### EXCERPTED RECORDS

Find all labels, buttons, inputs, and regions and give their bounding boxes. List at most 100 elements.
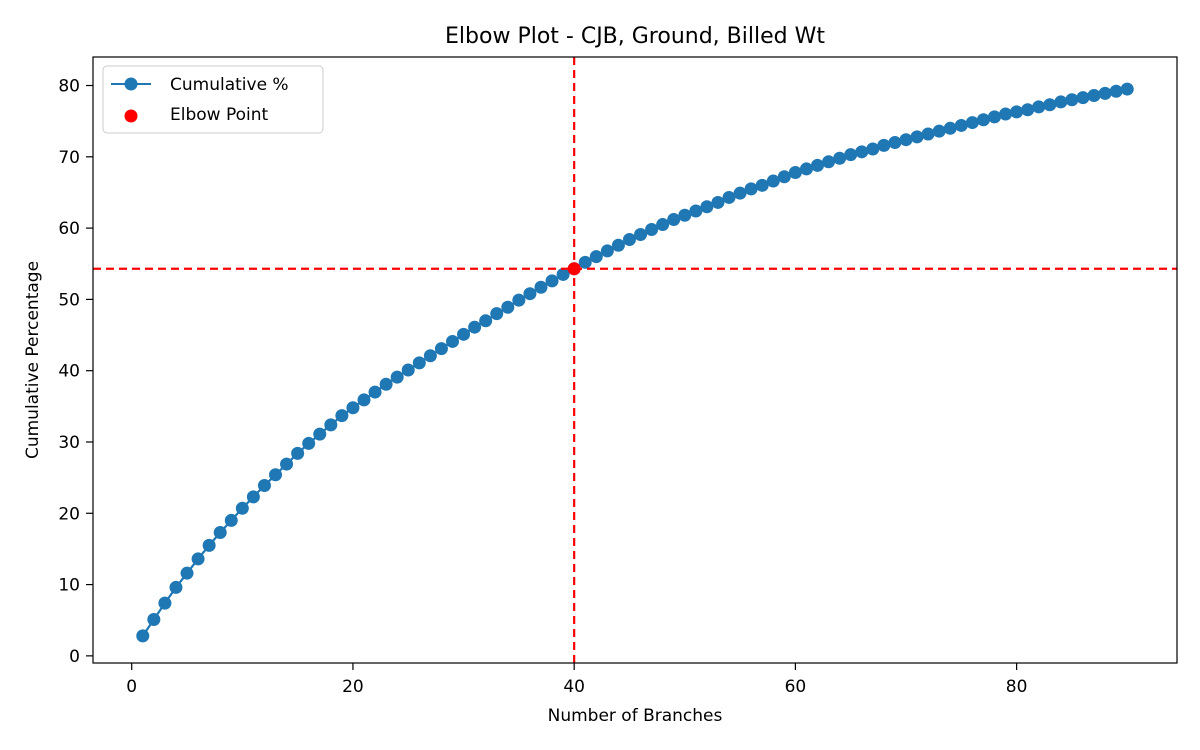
- data-point: [1043, 98, 1057, 112]
- data-point: [954, 118, 968, 132]
- data-point: [479, 314, 493, 328]
- data-point: [689, 204, 703, 218]
- data-point: [888, 136, 902, 150]
- data-point: [302, 436, 316, 450]
- data-point: [600, 244, 614, 258]
- data-point: [866, 142, 880, 156]
- data-point: [280, 457, 294, 471]
- data-point: [733, 186, 747, 200]
- data-point: [379, 377, 393, 391]
- data-point: [291, 446, 305, 460]
- legend-box: [102, 65, 324, 134]
- data-point: [855, 145, 869, 159]
- x-tick-label: 0: [126, 677, 137, 697]
- data-point: [622, 233, 636, 247]
- x-tick-label: 40: [563, 677, 585, 697]
- y-tick-label: 30: [58, 433, 80, 453]
- data-point: [545, 274, 559, 288]
- data-point: [678, 208, 692, 222]
- data-point: [224, 513, 238, 527]
- data-point: [965, 116, 979, 130]
- data-point: [335, 409, 349, 423]
- data-point: [169, 580, 183, 594]
- data-point: [313, 427, 327, 441]
- chart-title: Elbow Plot - CJB, Ground, Billed Wt: [445, 24, 825, 49]
- x-tick-label: 60: [785, 677, 807, 697]
- data-point: [1098, 86, 1112, 100]
- data-point: [468, 320, 482, 334]
- data-point: [445, 334, 459, 348]
- y-tick-label: 70: [58, 148, 80, 168]
- data-point: [1032, 100, 1046, 114]
- data-point: [1120, 82, 1134, 96]
- data-point: [822, 155, 836, 169]
- data-point: [987, 110, 1001, 124]
- data-point: [368, 385, 382, 399]
- data-point: [766, 174, 780, 188]
- x-axis-label: Number of Branches: [548, 706, 723, 726]
- data-point: [457, 327, 471, 341]
- data-point: [1010, 105, 1024, 119]
- elbow-point: [567, 262, 581, 276]
- data-point: [191, 552, 205, 566]
- data-point: [667, 213, 681, 227]
- y-tick-label: 20: [58, 504, 80, 524]
- data-point: [744, 182, 758, 196]
- data-point: [799, 162, 813, 176]
- data-point: [512, 293, 526, 307]
- data-point: [401, 363, 415, 377]
- legend-elbow-swatch: [124, 109, 138, 123]
- y-tick-label: 40: [58, 362, 80, 382]
- data-point: [158, 596, 172, 610]
- data-point: [611, 238, 625, 252]
- plot-frame: [92, 56, 1178, 664]
- data-point: [257, 478, 271, 492]
- y-tick-label: 60: [58, 219, 80, 239]
- data-point: [235, 501, 249, 515]
- data-point: [1065, 93, 1079, 107]
- data-point: [412, 356, 426, 370]
- data-point: [844, 148, 858, 162]
- data-point: [700, 200, 714, 214]
- y-tick-label: 80: [58, 77, 80, 97]
- data-point: [788, 165, 802, 179]
- data-point: [213, 526, 227, 540]
- legend-marker-swatch: [124, 77, 138, 91]
- data-point: [634, 228, 648, 242]
- data-point: [357, 393, 371, 407]
- data-point: [246, 490, 260, 504]
- data-point: [180, 566, 194, 580]
- data-point: [523, 287, 537, 301]
- data-point: [722, 190, 736, 204]
- data-point: [434, 342, 448, 356]
- data-point: [147, 613, 161, 627]
- data-point: [645, 223, 659, 237]
- data-point: [976, 113, 990, 127]
- data-point: [899, 133, 913, 147]
- data-point: [932, 124, 946, 138]
- data-point: [501, 300, 515, 314]
- data-point: [877, 138, 891, 152]
- data-point: [324, 418, 338, 432]
- data-point: [269, 468, 283, 482]
- data-point: [711, 195, 725, 209]
- data-point: [943, 121, 957, 135]
- legend: Cumulative % Elbow Point: [102, 65, 324, 134]
- data-point: [556, 267, 570, 281]
- data-point: [534, 280, 548, 294]
- data-point: [390, 370, 404, 384]
- data-point: [202, 538, 216, 552]
- data-point: [578, 255, 592, 269]
- data-point: [910, 130, 924, 144]
- legend-entry-cumulative: Cumulative %: [170, 75, 289, 95]
- data-point: [1054, 95, 1068, 109]
- data-point: [755, 178, 769, 192]
- data-point: [921, 127, 935, 141]
- y-axis-label: Cumulative Percentage: [23, 261, 43, 459]
- data-point: [490, 307, 504, 321]
- x-tick-label: 80: [1006, 677, 1028, 697]
- data-point: [346, 401, 360, 415]
- y-tick-label: 50: [58, 290, 80, 310]
- data-point: [999, 107, 1013, 121]
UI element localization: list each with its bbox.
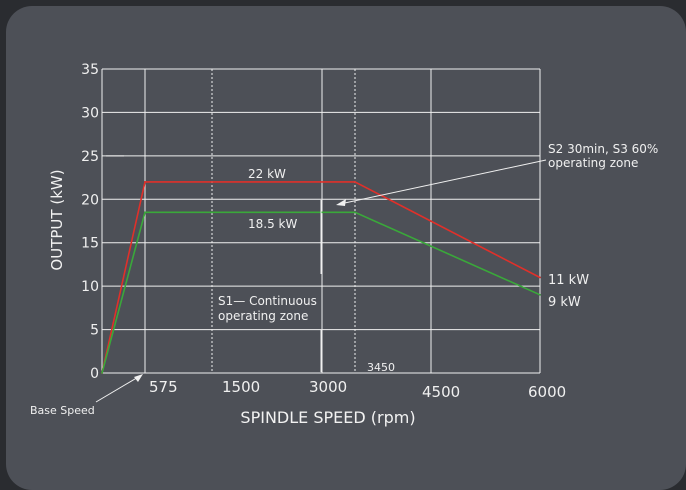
s2-zone-line2: operating zone (548, 156, 638, 170)
series-line-s1 (101, 211, 541, 374)
series-lines (101, 181, 541, 374)
y-tick-label: 35 (81, 62, 99, 78)
data-point (354, 181, 356, 183)
data-point (101, 372, 103, 374)
s1-zone-line2: operating zone (218, 309, 308, 323)
x-tick-label: 4500 (422, 383, 460, 401)
data-point (144, 211, 146, 214)
data-point (144, 181, 146, 183)
s2-pointer-arrow (336, 199, 346, 206)
x-tick-label: 3000 (309, 378, 347, 396)
y-tick-label: 10 (81, 279, 99, 295)
x-tick-label: 1500 (222, 378, 260, 396)
data-point (539, 276, 541, 279)
y-tick-label: 25 (81, 149, 99, 165)
series-line-s2-s3 (101, 181, 541, 374)
base-speed-label: Base Speed (30, 404, 95, 417)
label-9kw: 9 kW (548, 295, 581, 310)
data-point (354, 211, 356, 214)
x-axis-label: SPINDLE SPEED (rpm) (240, 408, 415, 427)
y-axis-label: OUTPUT (kW) (48, 169, 66, 270)
label-18-5kw: 18.5 kW (248, 217, 297, 231)
y-tick-label: 5 (90, 323, 99, 339)
chart-card (6, 6, 686, 490)
base-speed-pointer (95, 375, 141, 403)
x-tick-label: 575 (149, 378, 178, 396)
y-tick-label: 30 (81, 105, 99, 121)
base-speed-arrow (134, 374, 143, 382)
s2-zone-line1: S2 30min, S3 60% (548, 142, 658, 156)
data-point (539, 294, 541, 296)
x-tick-label: 3450 (367, 361, 395, 374)
y-tick-label: 0 (90, 366, 99, 382)
label-22kw: 22 kW (248, 167, 286, 181)
y-tick-label: 20 (81, 192, 99, 208)
label-11kw: 11 kW (548, 273, 589, 288)
tick-labels: 0 5 10 15 20 25 30 35 575 1500 3000 3450 4500 6000 (81, 62, 566, 401)
s2-pointer-line (339, 159, 547, 205)
grid (101, 68, 541, 374)
s1-zone-line1: S1— Continuous (218, 294, 317, 308)
x-tick-label: 6000 (528, 383, 566, 401)
y-tick-label: 15 (81, 236, 99, 252)
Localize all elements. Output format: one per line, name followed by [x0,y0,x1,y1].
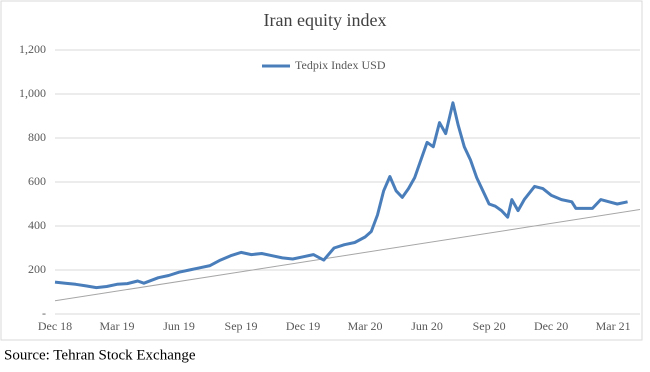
x-tick-label: Dec 18 [38,319,72,333]
y-tick-label: 1,000 [19,86,46,100]
legend-label: Tedpix Index USD [295,58,386,72]
x-tick-label: Sep 19 [225,319,258,333]
x-tick-label: Dec 20 [534,319,568,333]
x-tick-label: Jun 20 [411,319,443,333]
y-tick-label: 400 [28,218,46,232]
x-tick-label: Sep 20 [473,319,506,333]
data-line [54,101,628,290]
x-tick-label: Mar 19 [100,319,135,333]
chart-border [0,0,643,341]
x-tick-label: Dec 19 [286,319,320,333]
trend-line [54,209,641,302]
y-tick-label: 200 [28,262,46,276]
x-tick-label: Mar 20 [348,319,383,333]
y-tick-label: 800 [28,130,46,144]
y-tick-label: - [42,306,46,320]
x-tick-label: Mar 21 [596,319,631,333]
x-tick-label: Jun 19 [163,319,195,333]
source: Source: Tehran Stock Exchange [4,347,196,363]
y-tick-label: 1,200 [19,42,46,56]
y-tick-label: 600 [28,174,46,188]
chart-title: Iran equity index [264,10,387,30]
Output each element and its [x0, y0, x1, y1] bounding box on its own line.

######

**SHORT TASK**
Print the data lines exactly as they appear, from the line with "s2-zone-line2: operating zone" through the line with "base-speed-arrow (134, 374, 143, 382)".

**ANSWER TO THE EXERCISE**
s2-zone-line2: operating zone (548, 156, 638, 170)
series-line-s1 (101, 211, 541, 374)
series-lines (101, 181, 541, 374)
y-tick-label: 35 (81, 62, 99, 78)
data-point (354, 181, 356, 183)
data-point (101, 372, 103, 374)
s1-zone-line2: operating zone (218, 309, 308, 323)
x-tick-label: 4500 (422, 383, 460, 401)
data-point (144, 211, 146, 214)
data-point (144, 181, 146, 183)
s2-pointer-arrow (336, 199, 346, 206)
x-tick-label: 3000 (309, 378, 347, 396)
y-tick-label: 10 (81, 279, 99, 295)
x-tick-label: 1500 (222, 378, 260, 396)
data-point (539, 276, 541, 279)
y-tick-label: 25 (81, 149, 99, 165)
series-line-s2-s3 (101, 181, 541, 374)
base-speed-label: Base Speed (30, 404, 95, 417)
label-9kw: 9 kW (548, 295, 581, 310)
data-point (354, 211, 356, 214)
x-axis-label: SPINDLE SPEED (rpm) (240, 408, 415, 427)
y-axis-label: OUTPUT (kW) (48, 169, 66, 270)
label-18-5kw: 18.5 kW (248, 217, 297, 231)
y-tick-label: 5 (90, 323, 99, 339)
chart-card (6, 6, 686, 490)
base-speed-pointer (95, 375, 141, 403)
x-tick-label: 575 (149, 378, 178, 396)
y-tick-label: 30 (81, 105, 99, 121)
base-speed-arrow (134, 374, 143, 382)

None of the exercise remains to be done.